Entries with figure data:
•••••

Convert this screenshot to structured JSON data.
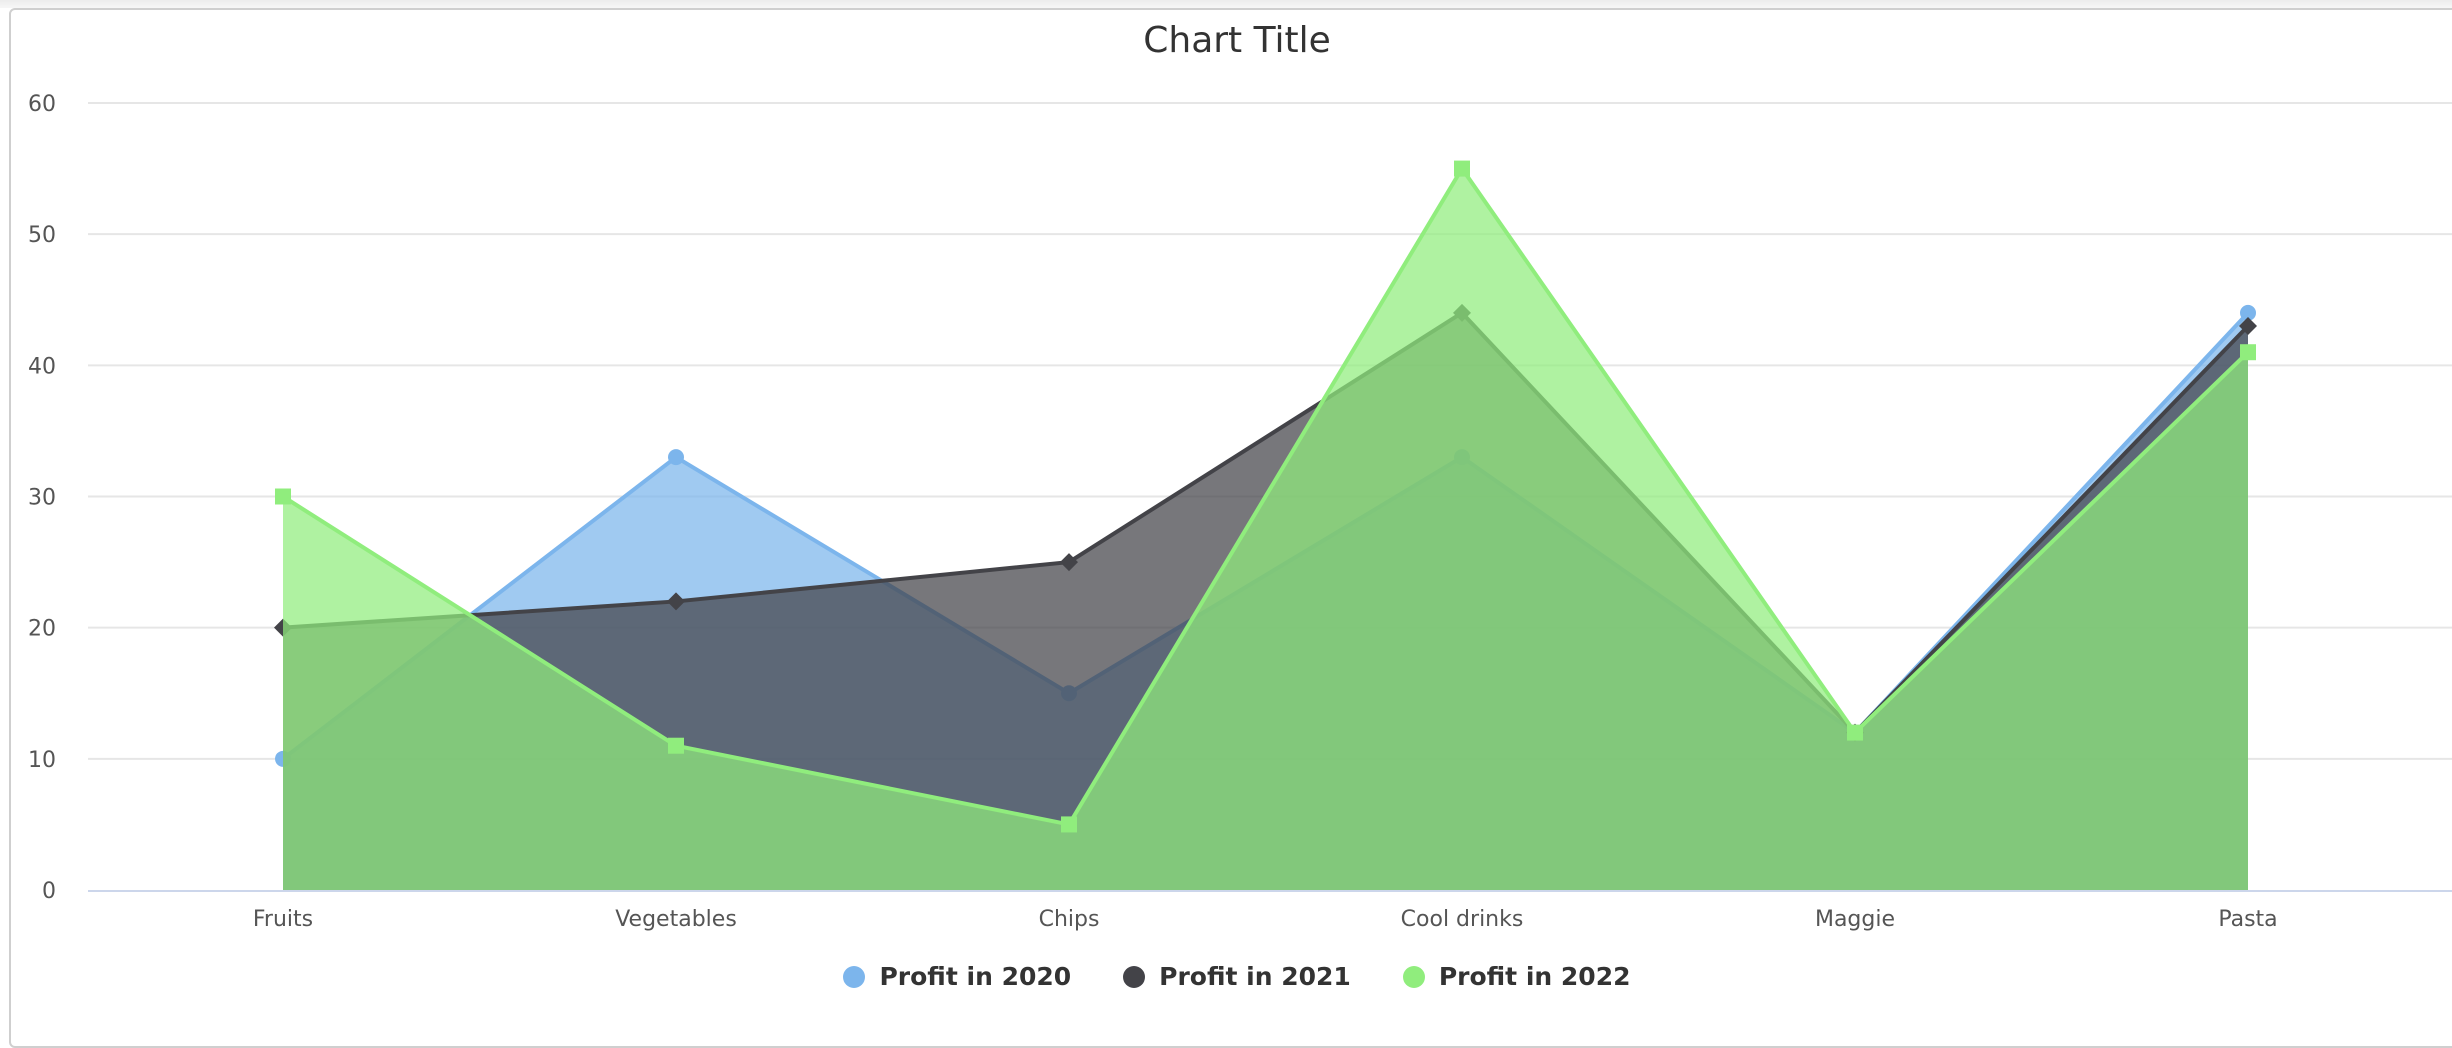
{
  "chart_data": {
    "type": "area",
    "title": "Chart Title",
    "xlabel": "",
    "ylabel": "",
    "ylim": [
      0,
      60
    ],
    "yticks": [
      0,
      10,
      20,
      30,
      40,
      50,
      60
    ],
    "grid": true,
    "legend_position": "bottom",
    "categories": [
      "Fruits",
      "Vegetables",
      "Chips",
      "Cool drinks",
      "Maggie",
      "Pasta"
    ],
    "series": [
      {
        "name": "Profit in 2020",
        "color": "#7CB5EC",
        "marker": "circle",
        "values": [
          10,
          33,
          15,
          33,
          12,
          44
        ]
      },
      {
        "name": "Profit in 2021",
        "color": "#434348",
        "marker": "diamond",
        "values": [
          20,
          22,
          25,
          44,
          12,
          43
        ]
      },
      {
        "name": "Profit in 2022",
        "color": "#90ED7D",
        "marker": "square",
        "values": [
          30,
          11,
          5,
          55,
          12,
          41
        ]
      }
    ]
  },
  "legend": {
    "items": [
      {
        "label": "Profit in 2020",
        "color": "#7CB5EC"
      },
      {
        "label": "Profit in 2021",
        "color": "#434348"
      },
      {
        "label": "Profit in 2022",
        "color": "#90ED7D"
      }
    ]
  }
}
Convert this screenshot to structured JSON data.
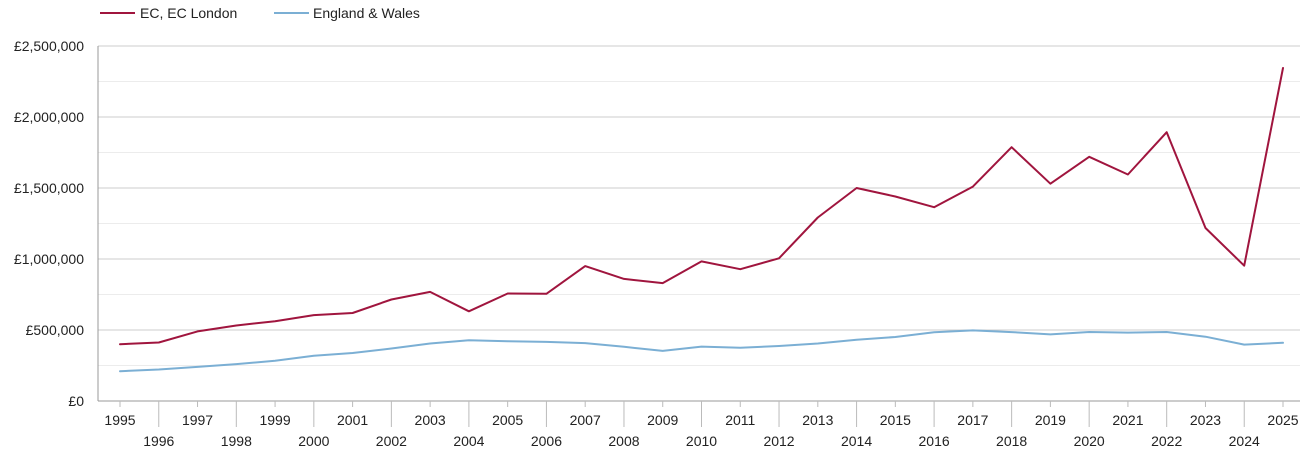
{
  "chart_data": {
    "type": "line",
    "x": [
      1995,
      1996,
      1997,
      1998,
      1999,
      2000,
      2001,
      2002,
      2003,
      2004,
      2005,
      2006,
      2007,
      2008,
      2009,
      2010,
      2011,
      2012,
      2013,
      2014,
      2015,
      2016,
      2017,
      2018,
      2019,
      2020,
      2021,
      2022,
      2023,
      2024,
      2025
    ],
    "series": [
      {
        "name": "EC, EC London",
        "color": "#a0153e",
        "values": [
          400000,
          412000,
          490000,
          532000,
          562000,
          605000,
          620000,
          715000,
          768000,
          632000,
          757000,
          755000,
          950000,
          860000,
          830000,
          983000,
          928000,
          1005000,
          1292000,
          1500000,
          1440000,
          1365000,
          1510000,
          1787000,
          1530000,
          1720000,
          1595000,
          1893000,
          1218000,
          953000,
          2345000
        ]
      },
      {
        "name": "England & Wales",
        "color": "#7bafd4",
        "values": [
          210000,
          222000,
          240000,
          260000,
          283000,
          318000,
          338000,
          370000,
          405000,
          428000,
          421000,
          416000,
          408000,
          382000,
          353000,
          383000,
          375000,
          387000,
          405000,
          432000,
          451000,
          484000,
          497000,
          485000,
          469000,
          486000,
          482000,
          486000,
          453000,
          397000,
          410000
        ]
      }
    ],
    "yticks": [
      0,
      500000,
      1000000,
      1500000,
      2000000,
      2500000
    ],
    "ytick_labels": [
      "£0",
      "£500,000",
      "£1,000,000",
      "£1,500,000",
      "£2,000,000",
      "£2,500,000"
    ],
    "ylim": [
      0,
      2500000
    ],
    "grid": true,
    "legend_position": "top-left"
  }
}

•••••

Reproduce every entry word for word, but omit the pictures.

Convert this screenshot to structured JSON data.
{
  "chart_data": {
    "type": "area",
    "title": "Chart Title",
    "xlabel": "",
    "ylabel": "",
    "ylim": [
      0,
      60
    ],
    "yticks": [
      0,
      10,
      20,
      30,
      40,
      50,
      60
    ],
    "grid": true,
    "legend_position": "bottom",
    "categories": [
      "Fruits",
      "Vegetables",
      "Chips",
      "Cool drinks",
      "Maggie",
      "Pasta"
    ],
    "series": [
      {
        "name": "Profit in 2020",
        "color": "#7CB5EC",
        "marker": "circle",
        "values": [
          10,
          33,
          15,
          33,
          12,
          44
        ]
      },
      {
        "name": "Profit in 2021",
        "color": "#434348",
        "marker": "diamond",
        "values": [
          20,
          22,
          25,
          44,
          12,
          43
        ]
      },
      {
        "name": "Profit in 2022",
        "color": "#90ED7D",
        "marker": "square",
        "values": [
          30,
          11,
          5,
          55,
          12,
          41
        ]
      }
    ]
  },
  "legend": {
    "items": [
      {
        "label": "Profit in 2020",
        "color": "#7CB5EC"
      },
      {
        "label": "Profit in 2021",
        "color": "#434348"
      },
      {
        "label": "Profit in 2022",
        "color": "#90ED7D"
      }
    ]
  }
}
Convert this screenshot to structured JSON data.
{
  "chart_data": {
    "type": "line",
    "x": [
      1995,
      1996,
      1997,
      1998,
      1999,
      2000,
      2001,
      2002,
      2003,
      2004,
      2005,
      2006,
      2007,
      2008,
      2009,
      2010,
      2011,
      2012,
      2013,
      2014,
      2015,
      2016,
      2017,
      2018,
      2019,
      2020,
      2021,
      2022,
      2023,
      2024,
      2025
    ],
    "series": [
      {
        "name": "EC, EC London",
        "color": "#a0153e",
        "values": [
          400000,
          412000,
          490000,
          532000,
          562000,
          605000,
          620000,
          715000,
          768000,
          632000,
          757000,
          755000,
          950000,
          860000,
          830000,
          983000,
          928000,
          1005000,
          1292000,
          1500000,
          1440000,
          1365000,
          1510000,
          1787000,
          1530000,
          1720000,
          1595000,
          1893000,
          1218000,
          953000,
          2345000
        ]
      },
      {
        "name": "England & Wales",
        "color": "#7bafd4",
        "values": [
          210000,
          222000,
          240000,
          260000,
          283000,
          318000,
          338000,
          370000,
          405000,
          428000,
          421000,
          416000,
          408000,
          382000,
          353000,
          383000,
          375000,
          387000,
          405000,
          432000,
          451000,
          484000,
          497000,
          485000,
          469000,
          486000,
          482000,
          486000,
          453000,
          397000,
          410000
        ]
      }
    ],
    "yticks": [
      0,
      500000,
      1000000,
      1500000,
      2000000,
      2500000
    ],
    "ytick_labels": [
      "£0",
      "£500,000",
      "£1,000,000",
      "£1,500,000",
      "£2,000,000",
      "£2,500,000"
    ],
    "ylim": [
      0,
      2500000
    ],
    "grid": true,
    "legend_position": "top-left"
  }
}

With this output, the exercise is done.